■ WRITTEN PROBLEM ■
Go through the listing and set it down exactly, leaving out its pictures.

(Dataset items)
········

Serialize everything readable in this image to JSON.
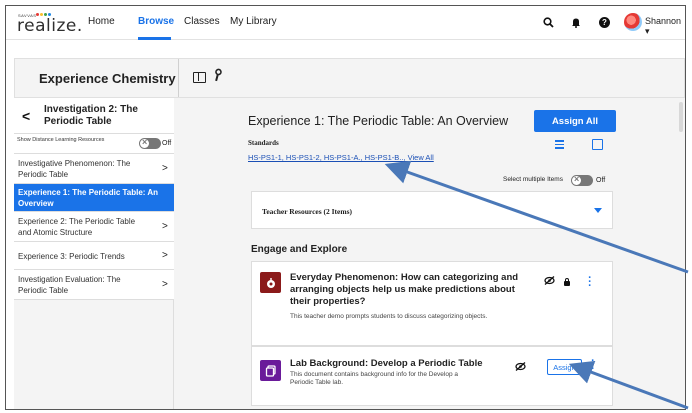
{
  "brand": {
    "small": "SAVVAS",
    "word": "realize.",
    "dot_colors": [
      "#e53935",
      "#fbc02d",
      "#43a047",
      "#1e88e5"
    ]
  },
  "nav": {
    "home": "Home",
    "browse": "Browse",
    "classes": "Classes",
    "library": "My Library",
    "user": "Shannon",
    "accent": "#1a73e8"
  },
  "course": {
    "title": "Experience Chemistry"
  },
  "sidebar": {
    "back_title": "Investigation 2: The Periodic Table",
    "distance_label": "Show Distance Learning Resources",
    "distance_state": "Off",
    "items": [
      {
        "label": "Investigative Phenomenon: The Periodic Table",
        "active": false
      },
      {
        "label": "Experience 1: The Periodic Table: An Overview",
        "active": true
      },
      {
        "label": "Experience 2: The Periodic Table and Atomic Structure",
        "active": false
      },
      {
        "label": "Experience 3: Periodic Trends",
        "active": false
      },
      {
        "label": "Investigation Evaluation: The Periodic Table",
        "active": false
      }
    ]
  },
  "main": {
    "title": "Experience 1: The Periodic Table: An Overview",
    "assign_all": "Assign All",
    "standards_label": "Standards",
    "standards_links": "HS-PS1-1, HS-PS1-2, HS-PS1-A., HS-PS1-B.., View All",
    "select_multiple": "Select multiple Items",
    "select_state": "Off",
    "teacher_resources": "Teacher Resources (2 Items)",
    "section": "Engage and Explore",
    "cards": [
      {
        "title": "Everyday Phenomenon: How can categorizing and arranging objects help us make predictions about their properties?",
        "desc": "This teacher demo prompts students to discuss categorizing objects.",
        "icon_color": "#8b1a1a"
      },
      {
        "title": "Lab Background: Develop a Periodic Table",
        "desc": "This document contains background info for the Develop a Periodic Table lab.",
        "assign": "Assign",
        "icon_color": "#6a1b9a"
      }
    ]
  }
}
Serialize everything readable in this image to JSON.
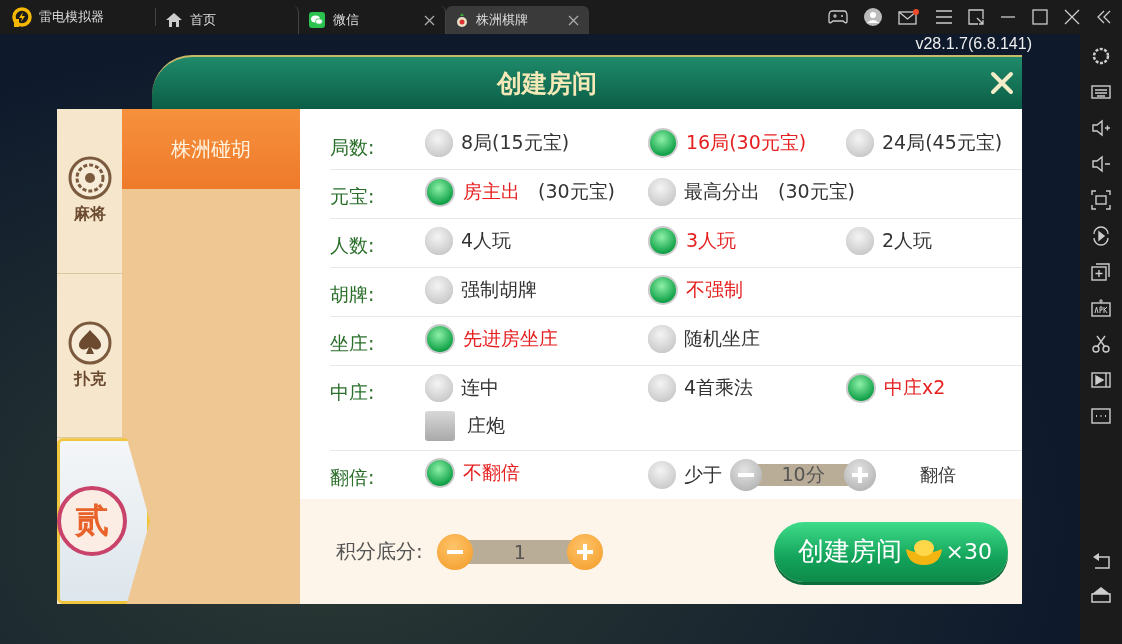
{
  "titlebar": {
    "app_name": "雷电模拟器",
    "tabs": [
      {
        "label": "首页",
        "kind": "home",
        "selected": false,
        "closable": false
      },
      {
        "label": "微信",
        "kind": "chat",
        "selected": false,
        "closable": true
      },
      {
        "label": "株洲棋牌",
        "kind": "game",
        "selected": true,
        "closable": true
      }
    ],
    "mail_unread": true
  },
  "version": "v28.1.7(6.8.141)",
  "dialog": {
    "title": "创建房间",
    "categories": [
      {
        "label": "麻将",
        "kind": "mahjong",
        "selected": false
      },
      {
        "label": "扑克",
        "kind": "poker",
        "selected": false
      },
      {
        "label": "贰",
        "kind": "medal",
        "selected": true
      }
    ],
    "games": [
      {
        "label": "株洲碰胡",
        "selected": true
      }
    ],
    "rules": [
      {
        "label": "局数:",
        "options": [
          {
            "kind": "radio",
            "label": "8局(15元宝)",
            "selected": false
          },
          {
            "kind": "radio",
            "label": "16局(30元宝)",
            "selected": true
          },
          {
            "kind": "radio",
            "label": "24局(45元宝)",
            "selected": false
          }
        ]
      },
      {
        "label": "元宝:",
        "options": [
          {
            "kind": "radio",
            "label": "房主出",
            "note": "(30元宝)",
            "selected": true
          },
          {
            "kind": "radio",
            "label": "最高分出",
            "note": "(30元宝)",
            "selected": false
          }
        ]
      },
      {
        "label": "人数:",
        "options": [
          {
            "kind": "radio",
            "label": "4人玩",
            "selected": false
          },
          {
            "kind": "radio",
            "label": "3人玩",
            "selected": true
          },
          {
            "kind": "radio",
            "label": "2人玩",
            "selected": false
          }
        ]
      },
      {
        "label": "胡牌:",
        "options": [
          {
            "kind": "radio",
            "label": "强制胡牌",
            "selected": false
          },
          {
            "kind": "radio",
            "label": "不强制",
            "selected": true
          }
        ]
      },
      {
        "label": "坐庄:",
        "options": [
          {
            "kind": "radio",
            "label": "先进房坐庄",
            "selected": true
          },
          {
            "kind": "radio",
            "label": "随机坐庄",
            "selected": false
          }
        ]
      },
      {
        "label": "中庄:",
        "options": [
          {
            "kind": "radio",
            "label": "连中",
            "selected": false
          },
          {
            "kind": "radio",
            "label": "4首乘法",
            "selected": false
          },
          {
            "kind": "radio",
            "label": "中庄x2",
            "selected": true
          },
          {
            "kind": "checkbox",
            "label": "庄炮",
            "checked": false
          }
        ]
      },
      {
        "label": "翻倍:",
        "options": [
          {
            "kind": "radio",
            "label": "不翻倍",
            "selected": true
          },
          {
            "kind": "stepper",
            "label": "少于",
            "value": "10分",
            "suffix": "翻倍",
            "selected": false
          }
        ]
      }
    ],
    "footer": {
      "label": "积分底分:",
      "value": "1"
    },
    "create_button": {
      "label": "创建房间",
      "cost": "×30"
    }
  }
}
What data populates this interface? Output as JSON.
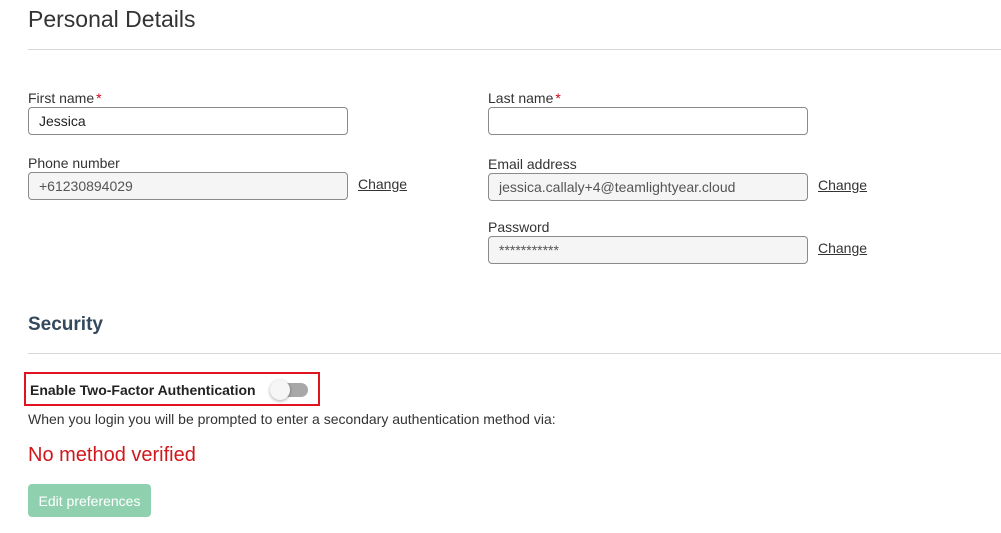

········

■ ANSWER TO THE EXERCISE ■
Serialize everything readable in this image to JSON.
{
  "brand": {
    "small": "SAVVAS",
    "word": "realize.",
    "dot_colors": [
      "#e53935",
      "#fbc02d",
      "#43a047",
      "#1e88e5"
    ]
  },
  "nav": {
    "home": "Home",
    "browse": "Browse",
    "classes": "Classes",
    "library": "My Library",
    "user": "Shannon",
    "accent": "#1a73e8"
  },
  "course": {
    "title": "Experience Chemistry"
  },
  "sidebar": {
    "back_title": "Investigation 2: The Periodic Table",
    "distance_label": "Show Distance Learning Resources",
    "distance_state": "Off",
    "items": [
      {
        "label": "Investigative Phenomenon: The Periodic Table",
        "active": false
      },
      {
        "label": "Experience 1: The Periodic Table: An Overview",
        "active": true
      },
      {
        "label": "Experience 2: The Periodic Table and Atomic Structure",
        "active": false
      },
      {
        "label": "Experience 3: Periodic Trends",
        "active": false
      },
      {
        "label": "Investigation Evaluation: The Periodic Table",
        "active": false
      }
    ]
  },
  "main": {
    "title": "Experience 1: The Periodic Table: An Overview",
    "assign_all": "Assign All",
    "standards_label": "Standards",
    "standards_links": "HS-PS1-1, HS-PS1-2, HS-PS1-A., HS-PS1-B.., View All",
    "select_multiple": "Select multiple Items",
    "select_state": "Off",
    "teacher_resources": "Teacher Resources (2 Items)",
    "section": "Engage and Explore",
    "cards": [
      {
        "title": "Everyday Phenomenon: How can categorizing and arranging objects help us make predictions about their properties?",
        "desc": "This teacher demo prompts students to discuss categorizing objects.",
        "icon_color": "#8b1a1a"
      },
      {
        "title": "Lab Background: Develop a Periodic Table",
        "desc": "This document contains background info for the Develop a Periodic Table lab.",
        "assign": "Assign",
        "icon_color": "#6a1b9a"
      }
    ]
  }
}
Serialize everything readable in this image to JSON.
{
  "titlebar": {
    "app_name": "雷电模拟器",
    "tabs": [
      {
        "label": "首页",
        "kind": "home",
        "selected": false,
        "closable": false
      },
      {
        "label": "微信",
        "kind": "chat",
        "selected": false,
        "closable": true
      },
      {
        "label": "株洲棋牌",
        "kind": "game",
        "selected": true,
        "closable": true
      }
    ],
    "mail_unread": true
  },
  "version": "v28.1.7(6.8.141)",
  "dialog": {
    "title": "创建房间",
    "categories": [
      {
        "label": "麻将",
        "kind": "mahjong",
        "selected": false
      },
      {
        "label": "扑克",
        "kind": "poker",
        "selected": false
      },
      {
        "label": "贰",
        "kind": "medal",
        "selected": true
      }
    ],
    "games": [
      {
        "label": "株洲碰胡",
        "selected": true
      }
    ],
    "rules": [
      {
        "label": "局数:",
        "options": [
          {
            "kind": "radio",
            "label": "8局(15元宝)",
            "selected": false
          },
          {
            "kind": "radio",
            "label": "16局(30元宝)",
            "selected": true
          },
          {
            "kind": "radio",
            "label": "24局(45元宝)",
            "selected": false
          }
        ]
      },
      {
        "label": "元宝:",
        "options": [
          {
            "kind": "radio",
            "label": "房主出",
            "note": "(30元宝)",
            "selected": true
          },
          {
            "kind": "radio",
            "label": "最高分出",
            "note": "(30元宝)",
            "selected": false
          }
        ]
      },
      {
        "label": "人数:",
        "options": [
          {
            "kind": "radio",
            "label": "4人玩",
            "selected": false
          },
          {
            "kind": "radio",
            "label": "3人玩",
            "selected": true
          },
          {
            "kind": "radio",
            "label": "2人玩",
            "selected": false
          }
        ]
      },
      {
        "label": "胡牌:",
        "options": [
          {
            "kind": "radio",
            "label": "强制胡牌",
            "selected": false
          },
          {
            "kind": "radio",
            "label": "不强制",
            "selected": true
          }
        ]
      },
      {
        "label": "坐庄:",
        "options": [
          {
            "kind": "radio",
            "label": "先进房坐庄",
            "selected": true
          },
          {
            "kind": "radio",
            "label": "随机坐庄",
            "selected": false
          }
        ]
      },
      {
        "label": "中庄:",
        "options": [
          {
            "kind": "radio",
            "label": "连中",
            "selected": false
          },
          {
            "kind": "radio",
            "label": "4首乘法",
            "selected": false
          },
          {
            "kind": "radio",
            "label": "中庄x2",
            "selected": true
          },
          {
            "kind": "checkbox",
            "label": "庄炮",
            "checked": false
          }
        ]
      },
      {
        "label": "翻倍:",
        "options": [
          {
            "kind": "radio",
            "label": "不翻倍",
            "selected": true
          },
          {
            "kind": "stepper",
            "label": "少于",
            "value": "10分",
            "suffix": "翻倍",
            "selected": false
          }
        ]
      }
    ],
    "footer": {
      "label": "积分底分:",
      "value": "1"
    },
    "create_button": {
      "label": "创建房间",
      "cost": "×30"
    }
  }
}
What data populates this interface? Output as JSON.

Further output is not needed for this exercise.